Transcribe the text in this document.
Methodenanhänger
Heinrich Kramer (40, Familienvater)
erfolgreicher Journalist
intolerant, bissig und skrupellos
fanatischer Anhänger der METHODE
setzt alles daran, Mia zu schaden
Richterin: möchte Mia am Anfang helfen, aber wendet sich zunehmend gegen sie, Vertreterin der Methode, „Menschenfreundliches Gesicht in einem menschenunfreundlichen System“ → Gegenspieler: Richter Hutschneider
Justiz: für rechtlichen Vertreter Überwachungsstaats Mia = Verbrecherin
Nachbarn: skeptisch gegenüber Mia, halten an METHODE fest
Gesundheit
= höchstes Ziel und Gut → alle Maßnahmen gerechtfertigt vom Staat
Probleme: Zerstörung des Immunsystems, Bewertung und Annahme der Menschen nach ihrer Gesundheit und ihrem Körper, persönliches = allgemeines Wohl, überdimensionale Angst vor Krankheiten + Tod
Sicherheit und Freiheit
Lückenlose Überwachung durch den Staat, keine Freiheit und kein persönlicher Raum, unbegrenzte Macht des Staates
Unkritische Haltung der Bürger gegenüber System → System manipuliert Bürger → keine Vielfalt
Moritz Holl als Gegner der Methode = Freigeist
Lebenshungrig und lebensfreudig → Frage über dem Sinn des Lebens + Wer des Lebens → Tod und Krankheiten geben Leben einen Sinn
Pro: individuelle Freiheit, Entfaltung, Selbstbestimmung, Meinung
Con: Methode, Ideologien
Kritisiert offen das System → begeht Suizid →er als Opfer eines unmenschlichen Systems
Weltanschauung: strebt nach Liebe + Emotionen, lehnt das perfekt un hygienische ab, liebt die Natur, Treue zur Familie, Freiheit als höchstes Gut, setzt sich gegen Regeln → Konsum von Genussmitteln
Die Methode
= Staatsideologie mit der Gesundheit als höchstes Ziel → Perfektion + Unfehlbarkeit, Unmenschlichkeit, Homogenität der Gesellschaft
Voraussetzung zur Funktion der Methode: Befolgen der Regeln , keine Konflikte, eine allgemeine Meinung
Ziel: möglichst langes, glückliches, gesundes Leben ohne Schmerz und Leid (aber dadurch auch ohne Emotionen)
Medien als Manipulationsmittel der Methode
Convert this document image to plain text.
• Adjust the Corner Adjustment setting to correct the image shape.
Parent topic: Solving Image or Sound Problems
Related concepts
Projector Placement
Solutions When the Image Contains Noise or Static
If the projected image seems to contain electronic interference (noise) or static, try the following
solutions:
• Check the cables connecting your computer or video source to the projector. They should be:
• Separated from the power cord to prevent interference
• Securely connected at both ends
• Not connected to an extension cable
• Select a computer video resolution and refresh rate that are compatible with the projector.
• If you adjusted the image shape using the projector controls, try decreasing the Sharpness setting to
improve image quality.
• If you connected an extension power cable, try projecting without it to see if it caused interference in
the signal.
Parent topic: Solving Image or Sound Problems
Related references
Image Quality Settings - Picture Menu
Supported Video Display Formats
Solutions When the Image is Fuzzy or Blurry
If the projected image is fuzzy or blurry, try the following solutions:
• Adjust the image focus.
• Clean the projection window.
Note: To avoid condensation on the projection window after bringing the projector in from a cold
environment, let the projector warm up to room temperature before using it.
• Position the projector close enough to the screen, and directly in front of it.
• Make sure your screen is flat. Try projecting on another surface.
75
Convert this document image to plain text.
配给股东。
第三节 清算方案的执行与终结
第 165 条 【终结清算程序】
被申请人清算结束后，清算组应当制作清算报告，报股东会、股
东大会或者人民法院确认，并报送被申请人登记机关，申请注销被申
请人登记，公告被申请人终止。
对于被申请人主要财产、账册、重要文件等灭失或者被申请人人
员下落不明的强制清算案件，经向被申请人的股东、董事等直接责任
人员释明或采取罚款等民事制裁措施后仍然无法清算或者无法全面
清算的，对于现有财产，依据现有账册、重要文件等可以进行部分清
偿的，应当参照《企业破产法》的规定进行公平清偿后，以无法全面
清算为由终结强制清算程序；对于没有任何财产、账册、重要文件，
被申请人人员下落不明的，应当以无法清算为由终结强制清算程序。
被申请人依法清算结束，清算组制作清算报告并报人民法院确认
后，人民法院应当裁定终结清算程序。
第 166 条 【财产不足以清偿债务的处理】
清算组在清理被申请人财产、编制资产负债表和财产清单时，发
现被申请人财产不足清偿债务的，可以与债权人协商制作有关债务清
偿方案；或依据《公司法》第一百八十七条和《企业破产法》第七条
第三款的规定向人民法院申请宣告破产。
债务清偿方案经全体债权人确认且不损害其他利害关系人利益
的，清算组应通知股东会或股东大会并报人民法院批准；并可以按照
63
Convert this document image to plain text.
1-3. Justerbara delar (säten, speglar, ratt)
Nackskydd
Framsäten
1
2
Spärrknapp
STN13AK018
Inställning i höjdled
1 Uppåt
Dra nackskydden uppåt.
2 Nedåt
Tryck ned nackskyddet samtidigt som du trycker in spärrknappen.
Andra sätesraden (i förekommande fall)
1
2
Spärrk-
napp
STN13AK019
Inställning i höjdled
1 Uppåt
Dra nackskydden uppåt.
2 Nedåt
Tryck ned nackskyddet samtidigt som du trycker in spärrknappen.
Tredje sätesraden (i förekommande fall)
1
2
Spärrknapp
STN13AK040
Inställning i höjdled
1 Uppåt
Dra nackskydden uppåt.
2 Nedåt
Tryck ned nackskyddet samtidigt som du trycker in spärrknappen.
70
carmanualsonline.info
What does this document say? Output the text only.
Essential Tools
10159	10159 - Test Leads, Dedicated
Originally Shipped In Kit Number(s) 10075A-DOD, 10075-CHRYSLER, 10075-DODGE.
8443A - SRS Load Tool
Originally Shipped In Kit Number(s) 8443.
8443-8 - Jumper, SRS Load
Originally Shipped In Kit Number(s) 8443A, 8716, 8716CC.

**REQUIRED WORK:** Each record above should be repeated exactly as it appears.

**SOLUTION TO THE PROBLEM:**
Transcribe the text in this document.
Methodenanhänger
Heinrich Kramer (40, Familienvater)
erfolgreicher Journalist
intolerant, bissig und skrupellos
fanatischer Anhänger der METHODE
setzt alles daran, Mia zu schaden
Richterin: möchte Mia am Anfang helfen, aber wendet sich zunehmend gegen sie, Vertreterin der Methode, „Menschenfreundliches Gesicht in einem menschenunfreundlichen System“ → Gegenspieler: Richter Hutschneider
Justiz: für rechtlichen Vertreter Überwachungsstaats Mia = Verbrecherin
Nachbarn: skeptisch gegenüber Mia, halten an METHODE fest
Gesundheit
= höchstes Ziel und Gut → alle Maßnahmen gerechtfertigt vom Staat
Probleme: Zerstörung des Immunsystems, Bewertung und Annahme der Menschen nach ihrer Gesundheit und ihrem Körper, persönliches = allgemeines Wohl, überdimensionale Angst vor Krankheiten + Tod
Sicherheit und Freiheit
Lückenlose Überwachung durch den Staat, keine Freiheit und kein persönlicher Raum, unbegrenzte Macht des Staates
Unkritische Haltung der Bürger gegenüber System → System manipuliert Bürger → keine Vielfalt
Moritz Holl als Gegner der Methode = Freigeist
Lebenshungrig und lebensfreudig → Frage über dem Sinn des Lebens + Wer des Lebens → Tod und Krankheiten geben Leben einen Sinn
Pro: individuelle Freiheit, Entfaltung, Selbstbestimmung, Meinung
Con: Methode, Ideologien
Kritisiert offen das System → begeht Suizid →er als Opfer eines unmenschlichen Systems
Weltanschauung: strebt nach Liebe + Emotionen, lehnt das perfekt un hygienische ab, liebt die Natur, Treue zur Familie, Freiheit als höchstes Gut, setzt sich gegen Regeln → Konsum von Genussmitteln
Die Methode
= Staatsideologie mit der Gesundheit als höchstes Ziel → Perfektion + Unfehlbarkeit, Unmenschlichkeit, Homogenität der Gesellschaft
Voraussetzung zur Funktion der Methode: Befolgen der Regeln , keine Konflikte, eine allgemeine Meinung
Ziel: möglichst langes, glückliches, gesundes Leben ohne Schmerz und Leid (aber dadurch auch ohne Emotionen)
Medien als Manipulationsmittel der Methode
Convert this document image to plain text.
• Adjust the Corner Adjustment setting to correct the image shape.
Parent topic: Solving Image or Sound Problems
Related concepts
Projector Placement
Solutions When the Image Contains Noise or Static
If the projected image seems to contain electronic interference (noise) or static, try the following
solutions:
• Check the cables connecting your computer or video source to the projector. They should be:
• Separated from the power cord to prevent interference
• Securely connected at both ends
• Not connected to an extension cable
• Select a computer video resolution and refresh rate that are compatible with the projector.
• If you adjusted the image shape using the projector controls, try decreasing the Sharpness setting to
improve image quality.
• If you connected an extension power cable, try projecting without it to see if it caused interference in
the signal.
Parent topic: Solving Image or Sound Problems
Related references
Image Quality Settings - Picture Menu
Supported Video Display Formats
Solutions When the Image is Fuzzy or Blurry
If the projected image is fuzzy or blurry, try the following solutions:
• Adjust the image focus.
• Clean the projection window.
Note: To avoid condensation on the projection window after bringing the projector in from a cold
environment, let the projector warm up to room temperature before using it.
• Position the projector close enough to the screen, and directly in front of it.
• Make sure your screen is flat. Try projecting on another surface.
75
Convert this document image to plain text.
配给股东。
第三节 清算方案的执行与终结
第 165 条 【终结清算程序】
被申请人清算结束后，清算组应当制作清算报告，报股东会、股
东大会或者人民法院确认，并报送被申请人登记机关，申请注销被申
请人登记，公告被申请人终止。
对于被申请人主要财产、账册、重要文件等灭失或者被申请人人
员下落不明的强制清算案件，经向被申请人的股东、董事等直接责任
人员释明或采取罚款等民事制裁措施后仍然无法清算或者无法全面
清算的，对于现有财产，依据现有账册、重要文件等可以进行部分清
偿的，应当参照《企业破产法》的规定进行公平清偿后，以无法全面
清算为由终结强制清算程序；对于没有任何财产、账册、重要文件，
被申请人人员下落不明的，应当以无法清算为由终结强制清算程序。
被申请人依法清算结束，清算组制作清算报告并报人民法院确认
后，人民法院应当裁定终结清算程序。
第 166 条 【财产不足以清偿债务的处理】
清算组在清理被申请人财产、编制资产负债表和财产清单时，发
现被申请人财产不足清偿债务的，可以与债权人协商制作有关债务清
偿方案；或依据《公司法》第一百八十七条和《企业破产法》第七条
第三款的规定向人民法院申请宣告破产。
债务清偿方案经全体债权人确认且不损害其他利害关系人利益
的，清算组应通知股东会或股东大会并报人民法院批准；并可以按照
63
Convert this document image to plain text.
1-3. Justerbara delar (säten, speglar, ratt)
Nackskydd
Framsäten
1
2
Spärrknapp
STN13AK018
Inställning i höjdled
1 Uppåt
Dra nackskydden uppåt.
2 Nedåt
Tryck ned nackskyddet samtidigt som du trycker in spärrknappen.
Andra sätesraden (i förekommande fall)
1
2
Spärrk-
napp
STN13AK019
Inställning i höjdled
1 Uppåt
Dra nackskydden uppåt.
2 Nedåt
Tryck ned nackskyddet samtidigt som du trycker in spärrknappen.
Tredje sätesraden (i förekommande fall)
1
2
Spärrknapp
STN13AK040
Inställning i höjdled
1 Uppåt
Dra nackskydden uppåt.
2 Nedåt
Tryck ned nackskyddet samtidigt som du trycker in spärrknappen.
70
carmanualsonline.info
What does this document say? Output the text only.
Essential Tools
10159	10159 - Test Leads, Dedicated
Originally Shipped In Kit Number(s) 10075A-DOD, 10075-CHRYSLER, 10075-DODGE.
8443A - SRS Load Tool
Originally Shipped In Kit Number(s) 8443.
8443-8 - Jumper, SRS Load
Originally Shipped In Kit Number(s) 8443A, 8716, 8716CC.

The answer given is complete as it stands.